##### Input data

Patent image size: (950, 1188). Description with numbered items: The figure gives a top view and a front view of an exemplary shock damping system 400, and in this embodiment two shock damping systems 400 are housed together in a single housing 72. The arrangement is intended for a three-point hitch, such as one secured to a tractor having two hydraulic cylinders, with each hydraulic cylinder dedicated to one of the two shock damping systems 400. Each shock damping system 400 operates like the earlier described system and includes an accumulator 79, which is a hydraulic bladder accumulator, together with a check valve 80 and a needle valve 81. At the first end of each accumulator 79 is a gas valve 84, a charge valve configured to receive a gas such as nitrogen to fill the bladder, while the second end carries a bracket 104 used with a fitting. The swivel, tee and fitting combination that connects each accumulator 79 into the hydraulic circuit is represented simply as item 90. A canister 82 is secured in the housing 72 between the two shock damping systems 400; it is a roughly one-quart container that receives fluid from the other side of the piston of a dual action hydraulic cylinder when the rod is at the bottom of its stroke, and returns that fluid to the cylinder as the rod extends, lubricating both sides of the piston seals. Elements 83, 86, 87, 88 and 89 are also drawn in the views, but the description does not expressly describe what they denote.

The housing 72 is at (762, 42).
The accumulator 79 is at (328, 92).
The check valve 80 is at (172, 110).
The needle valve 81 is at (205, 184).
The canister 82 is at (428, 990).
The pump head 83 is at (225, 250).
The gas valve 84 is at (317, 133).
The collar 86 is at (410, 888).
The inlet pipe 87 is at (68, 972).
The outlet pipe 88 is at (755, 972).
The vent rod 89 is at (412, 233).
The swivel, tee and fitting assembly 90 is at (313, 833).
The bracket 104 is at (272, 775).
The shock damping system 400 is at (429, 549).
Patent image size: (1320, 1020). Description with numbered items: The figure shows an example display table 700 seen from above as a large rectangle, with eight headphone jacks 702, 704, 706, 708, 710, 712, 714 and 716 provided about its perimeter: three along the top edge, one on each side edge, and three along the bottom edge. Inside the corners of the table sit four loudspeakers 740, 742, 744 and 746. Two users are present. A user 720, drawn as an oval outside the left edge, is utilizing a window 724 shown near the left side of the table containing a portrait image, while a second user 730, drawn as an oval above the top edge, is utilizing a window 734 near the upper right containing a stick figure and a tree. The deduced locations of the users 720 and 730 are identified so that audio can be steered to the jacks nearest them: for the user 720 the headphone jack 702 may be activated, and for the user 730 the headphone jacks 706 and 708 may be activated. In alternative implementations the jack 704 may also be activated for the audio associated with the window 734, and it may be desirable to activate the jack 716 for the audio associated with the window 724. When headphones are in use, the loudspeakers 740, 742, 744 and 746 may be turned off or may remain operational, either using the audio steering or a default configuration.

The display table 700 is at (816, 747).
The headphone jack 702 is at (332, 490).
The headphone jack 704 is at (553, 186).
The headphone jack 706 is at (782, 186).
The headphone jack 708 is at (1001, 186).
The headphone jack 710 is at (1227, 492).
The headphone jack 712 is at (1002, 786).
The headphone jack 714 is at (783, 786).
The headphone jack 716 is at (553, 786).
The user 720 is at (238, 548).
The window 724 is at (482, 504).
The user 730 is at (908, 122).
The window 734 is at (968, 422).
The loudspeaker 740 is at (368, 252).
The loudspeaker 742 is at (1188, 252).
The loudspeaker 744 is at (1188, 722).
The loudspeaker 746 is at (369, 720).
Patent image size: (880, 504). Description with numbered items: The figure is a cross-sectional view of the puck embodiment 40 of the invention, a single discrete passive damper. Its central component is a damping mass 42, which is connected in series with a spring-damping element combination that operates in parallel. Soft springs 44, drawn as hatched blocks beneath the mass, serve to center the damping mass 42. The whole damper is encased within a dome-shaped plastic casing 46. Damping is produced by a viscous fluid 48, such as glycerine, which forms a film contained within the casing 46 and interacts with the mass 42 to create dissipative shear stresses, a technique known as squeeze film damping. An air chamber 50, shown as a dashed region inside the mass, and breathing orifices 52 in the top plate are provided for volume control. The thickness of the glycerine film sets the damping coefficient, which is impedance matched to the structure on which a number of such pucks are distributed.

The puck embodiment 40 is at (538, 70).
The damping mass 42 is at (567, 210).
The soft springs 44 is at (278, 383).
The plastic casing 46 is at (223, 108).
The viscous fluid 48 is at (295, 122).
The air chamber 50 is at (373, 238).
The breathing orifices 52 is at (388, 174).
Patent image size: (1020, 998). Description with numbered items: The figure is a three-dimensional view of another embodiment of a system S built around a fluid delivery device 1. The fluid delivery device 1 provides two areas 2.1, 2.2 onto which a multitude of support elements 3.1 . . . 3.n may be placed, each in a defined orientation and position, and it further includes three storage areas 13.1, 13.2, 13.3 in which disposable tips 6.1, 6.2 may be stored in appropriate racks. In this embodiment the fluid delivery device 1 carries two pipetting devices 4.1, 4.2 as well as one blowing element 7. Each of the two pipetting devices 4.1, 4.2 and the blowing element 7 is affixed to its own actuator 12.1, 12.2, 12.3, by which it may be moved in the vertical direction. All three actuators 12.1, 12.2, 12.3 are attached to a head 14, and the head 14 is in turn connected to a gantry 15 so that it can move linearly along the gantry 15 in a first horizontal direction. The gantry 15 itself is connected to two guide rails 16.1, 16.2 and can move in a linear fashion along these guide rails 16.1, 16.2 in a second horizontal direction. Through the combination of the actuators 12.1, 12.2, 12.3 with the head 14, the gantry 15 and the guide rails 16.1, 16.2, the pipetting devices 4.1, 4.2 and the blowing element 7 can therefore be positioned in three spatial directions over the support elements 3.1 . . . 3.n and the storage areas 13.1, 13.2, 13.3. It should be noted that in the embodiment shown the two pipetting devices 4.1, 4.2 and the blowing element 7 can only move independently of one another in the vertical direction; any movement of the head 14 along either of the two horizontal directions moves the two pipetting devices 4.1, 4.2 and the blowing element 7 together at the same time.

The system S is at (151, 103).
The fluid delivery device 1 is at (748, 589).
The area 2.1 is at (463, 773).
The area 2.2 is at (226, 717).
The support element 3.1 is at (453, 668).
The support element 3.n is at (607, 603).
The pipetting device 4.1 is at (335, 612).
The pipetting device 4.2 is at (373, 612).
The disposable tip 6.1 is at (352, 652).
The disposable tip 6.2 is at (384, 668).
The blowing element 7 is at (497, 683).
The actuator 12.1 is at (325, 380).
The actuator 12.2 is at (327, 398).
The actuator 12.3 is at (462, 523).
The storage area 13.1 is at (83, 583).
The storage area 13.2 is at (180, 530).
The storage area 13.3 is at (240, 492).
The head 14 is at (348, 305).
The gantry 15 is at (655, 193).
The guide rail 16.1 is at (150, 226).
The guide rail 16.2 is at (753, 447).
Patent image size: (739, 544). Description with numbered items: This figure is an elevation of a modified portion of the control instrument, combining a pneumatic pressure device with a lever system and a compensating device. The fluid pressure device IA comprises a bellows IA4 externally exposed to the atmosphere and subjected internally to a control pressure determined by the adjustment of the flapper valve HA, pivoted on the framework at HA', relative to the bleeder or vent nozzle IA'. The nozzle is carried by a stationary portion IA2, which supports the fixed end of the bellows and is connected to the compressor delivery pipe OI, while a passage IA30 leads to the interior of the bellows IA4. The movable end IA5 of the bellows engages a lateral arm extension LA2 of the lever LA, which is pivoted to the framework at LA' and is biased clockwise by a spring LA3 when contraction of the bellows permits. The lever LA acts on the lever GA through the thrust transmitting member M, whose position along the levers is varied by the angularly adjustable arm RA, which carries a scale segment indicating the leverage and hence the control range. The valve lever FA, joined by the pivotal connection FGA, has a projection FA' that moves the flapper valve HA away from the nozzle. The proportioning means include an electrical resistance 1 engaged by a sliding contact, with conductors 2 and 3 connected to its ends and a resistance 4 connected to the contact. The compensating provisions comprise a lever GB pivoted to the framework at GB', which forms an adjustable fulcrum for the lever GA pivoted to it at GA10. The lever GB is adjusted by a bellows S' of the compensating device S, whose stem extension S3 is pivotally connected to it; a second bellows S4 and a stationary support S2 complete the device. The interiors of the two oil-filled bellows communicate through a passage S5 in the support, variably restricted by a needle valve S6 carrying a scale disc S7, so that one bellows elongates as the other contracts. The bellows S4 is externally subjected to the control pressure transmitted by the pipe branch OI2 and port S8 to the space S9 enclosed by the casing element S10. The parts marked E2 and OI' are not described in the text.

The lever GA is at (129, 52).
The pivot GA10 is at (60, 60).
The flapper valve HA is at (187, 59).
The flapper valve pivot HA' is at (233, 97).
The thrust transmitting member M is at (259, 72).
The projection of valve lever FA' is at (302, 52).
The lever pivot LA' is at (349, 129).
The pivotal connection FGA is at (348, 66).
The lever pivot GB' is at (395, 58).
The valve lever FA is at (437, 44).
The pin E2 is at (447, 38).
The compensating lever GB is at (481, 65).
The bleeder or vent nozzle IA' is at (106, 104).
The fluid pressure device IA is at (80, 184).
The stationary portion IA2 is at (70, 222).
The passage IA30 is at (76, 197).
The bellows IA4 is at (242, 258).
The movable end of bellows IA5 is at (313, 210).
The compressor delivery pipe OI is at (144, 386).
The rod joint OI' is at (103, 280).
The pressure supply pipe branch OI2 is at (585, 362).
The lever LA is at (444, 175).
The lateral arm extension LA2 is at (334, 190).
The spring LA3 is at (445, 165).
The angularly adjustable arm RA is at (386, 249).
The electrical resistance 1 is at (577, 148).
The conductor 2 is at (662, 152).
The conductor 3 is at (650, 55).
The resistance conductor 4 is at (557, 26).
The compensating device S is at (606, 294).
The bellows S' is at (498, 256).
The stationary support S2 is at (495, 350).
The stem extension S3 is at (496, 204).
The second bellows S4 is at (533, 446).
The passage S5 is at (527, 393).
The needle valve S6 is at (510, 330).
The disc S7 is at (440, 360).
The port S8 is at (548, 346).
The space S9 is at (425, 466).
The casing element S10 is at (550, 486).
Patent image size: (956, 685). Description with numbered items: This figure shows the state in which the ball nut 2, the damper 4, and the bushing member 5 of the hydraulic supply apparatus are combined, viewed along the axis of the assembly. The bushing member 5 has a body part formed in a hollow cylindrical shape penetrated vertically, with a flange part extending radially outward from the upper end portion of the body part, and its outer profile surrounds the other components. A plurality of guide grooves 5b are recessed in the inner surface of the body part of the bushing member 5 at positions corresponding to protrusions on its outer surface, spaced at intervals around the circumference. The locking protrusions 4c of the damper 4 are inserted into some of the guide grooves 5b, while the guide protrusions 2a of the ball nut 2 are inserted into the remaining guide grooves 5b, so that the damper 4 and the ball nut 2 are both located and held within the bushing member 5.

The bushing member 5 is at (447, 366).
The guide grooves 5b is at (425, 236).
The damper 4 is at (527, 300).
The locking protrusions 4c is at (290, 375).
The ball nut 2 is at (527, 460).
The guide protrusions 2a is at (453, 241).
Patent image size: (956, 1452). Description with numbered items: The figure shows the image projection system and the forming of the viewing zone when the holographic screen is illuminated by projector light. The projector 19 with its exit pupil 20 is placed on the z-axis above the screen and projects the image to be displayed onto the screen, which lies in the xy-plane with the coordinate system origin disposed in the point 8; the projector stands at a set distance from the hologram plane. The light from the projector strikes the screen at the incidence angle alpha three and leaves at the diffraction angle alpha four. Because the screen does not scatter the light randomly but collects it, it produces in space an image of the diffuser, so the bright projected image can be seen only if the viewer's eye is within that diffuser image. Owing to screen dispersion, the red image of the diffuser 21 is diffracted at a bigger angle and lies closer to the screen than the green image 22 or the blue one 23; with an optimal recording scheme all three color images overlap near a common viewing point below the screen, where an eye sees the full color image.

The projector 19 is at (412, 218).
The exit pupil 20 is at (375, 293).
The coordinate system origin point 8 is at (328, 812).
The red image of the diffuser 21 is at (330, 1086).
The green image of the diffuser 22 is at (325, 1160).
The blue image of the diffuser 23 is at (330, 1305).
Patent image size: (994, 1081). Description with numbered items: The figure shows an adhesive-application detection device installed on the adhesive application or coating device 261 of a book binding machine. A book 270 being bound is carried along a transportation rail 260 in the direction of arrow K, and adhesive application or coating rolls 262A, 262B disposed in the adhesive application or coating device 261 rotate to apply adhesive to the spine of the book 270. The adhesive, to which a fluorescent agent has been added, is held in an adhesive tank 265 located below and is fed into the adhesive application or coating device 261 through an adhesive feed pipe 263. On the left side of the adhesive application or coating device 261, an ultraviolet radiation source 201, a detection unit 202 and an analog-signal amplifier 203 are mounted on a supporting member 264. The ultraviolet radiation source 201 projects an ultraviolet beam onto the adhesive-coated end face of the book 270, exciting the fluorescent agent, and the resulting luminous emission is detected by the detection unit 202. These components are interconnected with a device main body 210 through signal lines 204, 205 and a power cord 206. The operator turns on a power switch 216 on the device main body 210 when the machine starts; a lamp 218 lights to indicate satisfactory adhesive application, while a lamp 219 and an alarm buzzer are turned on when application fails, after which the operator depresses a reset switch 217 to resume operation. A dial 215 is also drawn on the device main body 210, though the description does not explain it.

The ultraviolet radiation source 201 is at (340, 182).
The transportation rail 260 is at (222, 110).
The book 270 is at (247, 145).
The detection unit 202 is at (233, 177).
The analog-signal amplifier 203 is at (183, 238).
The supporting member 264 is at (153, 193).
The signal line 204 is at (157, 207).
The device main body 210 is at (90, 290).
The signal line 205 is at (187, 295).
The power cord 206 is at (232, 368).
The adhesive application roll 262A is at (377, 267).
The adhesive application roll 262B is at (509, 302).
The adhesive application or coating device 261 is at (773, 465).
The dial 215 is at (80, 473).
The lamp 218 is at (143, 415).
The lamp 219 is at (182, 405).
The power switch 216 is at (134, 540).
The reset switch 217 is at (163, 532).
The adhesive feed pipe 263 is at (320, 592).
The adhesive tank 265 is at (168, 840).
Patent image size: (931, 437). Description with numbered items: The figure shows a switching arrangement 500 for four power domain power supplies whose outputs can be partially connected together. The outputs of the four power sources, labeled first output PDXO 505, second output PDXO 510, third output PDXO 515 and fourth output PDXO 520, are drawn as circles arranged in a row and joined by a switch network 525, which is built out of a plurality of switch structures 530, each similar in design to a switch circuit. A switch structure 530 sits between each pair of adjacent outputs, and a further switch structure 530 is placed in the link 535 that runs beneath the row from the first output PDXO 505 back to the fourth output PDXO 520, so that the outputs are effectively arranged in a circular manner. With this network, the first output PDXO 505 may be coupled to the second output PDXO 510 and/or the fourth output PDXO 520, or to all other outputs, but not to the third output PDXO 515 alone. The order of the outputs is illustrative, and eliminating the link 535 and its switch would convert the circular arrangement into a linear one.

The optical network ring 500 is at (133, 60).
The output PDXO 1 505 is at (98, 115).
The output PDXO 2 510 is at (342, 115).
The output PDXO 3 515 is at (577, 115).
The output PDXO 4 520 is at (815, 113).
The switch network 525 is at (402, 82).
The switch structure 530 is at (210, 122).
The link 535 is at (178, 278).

##########

■ Exercise requirements: Please report every line in the listing above that contains the string "puck", copying each line in full.

■ Result below:
Patent image size: (880, 504). Description with numbered items: The figure is a cross-sectional view of the puck embodiment 40 of the invention, a single discrete passive damper. Its central component is a damping mass 42, which is connected in series with a spring-damping element combination that operates in parallel. Soft springs 44, drawn as hatched blocks beneath the mass, serve to center the damping mass 42. The whole damper is encased within a dome-shaped plastic casing 46. Damping is produced by a viscous fluid 48, such as glycerine, which forms a film contained within the casing 46 and interacts with the mass 42 to create dissipative shear stresses, a technique known as squeeze film damping. An air chamber 50, shown as a dashed region inside the mass, and breathing orifices 52 in the top plate are provided for volume control. The thickness of the glycerine film sets the damping coefficient, which is impedance matched to the structure on which a number of such pucks are distributed.
The puck embodiment 40 is at (538, 70).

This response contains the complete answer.